#### [Instructions for the task]
Return the material word for word. Do not include the pictures.

#### [Given entries]
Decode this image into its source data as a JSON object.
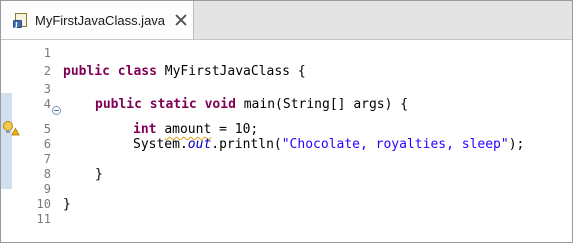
{
  "tab": {
    "filename": "MyFirstJavaClass.java",
    "icon": "java-file-icon",
    "close_icon": "close-icon"
  },
  "gutter": {
    "line_numbers": [
      "1",
      "2",
      "3",
      "4",
      "5",
      "6",
      "7",
      "8",
      "9",
      "10",
      "11"
    ],
    "fold_icon": "collapse-minus-icon",
    "warning_icon": "warning-lightbulb-icon"
  },
  "code": {
    "l2_kw1": "public",
    "l2_kw2": "class",
    "l2_rest": " MyFirstJavaClass {",
    "l4_kw1": "public",
    "l4_kw2": "static",
    "l4_kw3": "void",
    "l4_rest1": " main(String[] ",
    "l4_param": "args",
    "l4_rest2": ") {",
    "l5_kw": "int",
    "l5_var": "amount",
    "l5_rest": " = 10;",
    "l6_pre": "System.",
    "l6_field": "out",
    "l6_mid": ".println(",
    "l6_str": "\"Chocolate, royalties, sleep\"",
    "l6_end": ");",
    "l8_brace": "}",
    "l10_brace": "}"
  },
  "colors": {
    "keyword": "#7f0055",
    "string": "#2a00ff",
    "field": "#0000c0",
    "ruler_highlight": "#cfe0f1",
    "warning": "#e0a21a"
  }
}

#### [Task answer]
Decode this image into its source data as a JSON object.
{
  "tab": {
    "filename": "MyFirstJavaClass.java",
    "icon": "java-file-icon",
    "close_icon": "close-icon"
  },
  "gutter": {
    "line_numbers": [
      "1",
      "2",
      "3",
      "4",
      "5",
      "6",
      "7",
      "8",
      "9",
      "10",
      "11"
    ],
    "fold_icon": "collapse-minus-icon",
    "warning_icon": "warning-lightbulb-icon"
  },
  "code": {
    "l2_kw1": "public",
    "l2_kw2": "class",
    "l2_rest": " MyFirstJavaClass {",
    "l4_kw1": "public",
    "l4_kw2": "static",
    "l4_kw3": "void",
    "l4_rest1": " main(String[] ",
    "l4_param": "args",
    "l4_rest2": ") {",
    "l5_kw": "int",
    "l5_var": "amount",
    "l5_rest": " = 10;",
    "l6_pre": "System.",
    "l6_field": "out",
    "l6_mid": ".println(",
    "l6_str": "\"Chocolate, royalties, sleep\"",
    "l6_end": ");",
    "l8_brace": "}",
    "l10_brace": "}"
  },
  "colors": {
    "keyword": "#7f0055",
    "string": "#2a00ff",
    "field": "#0000c0",
    "ruler_highlight": "#cfe0f1",
    "warning": "#e0a21a"
  }
}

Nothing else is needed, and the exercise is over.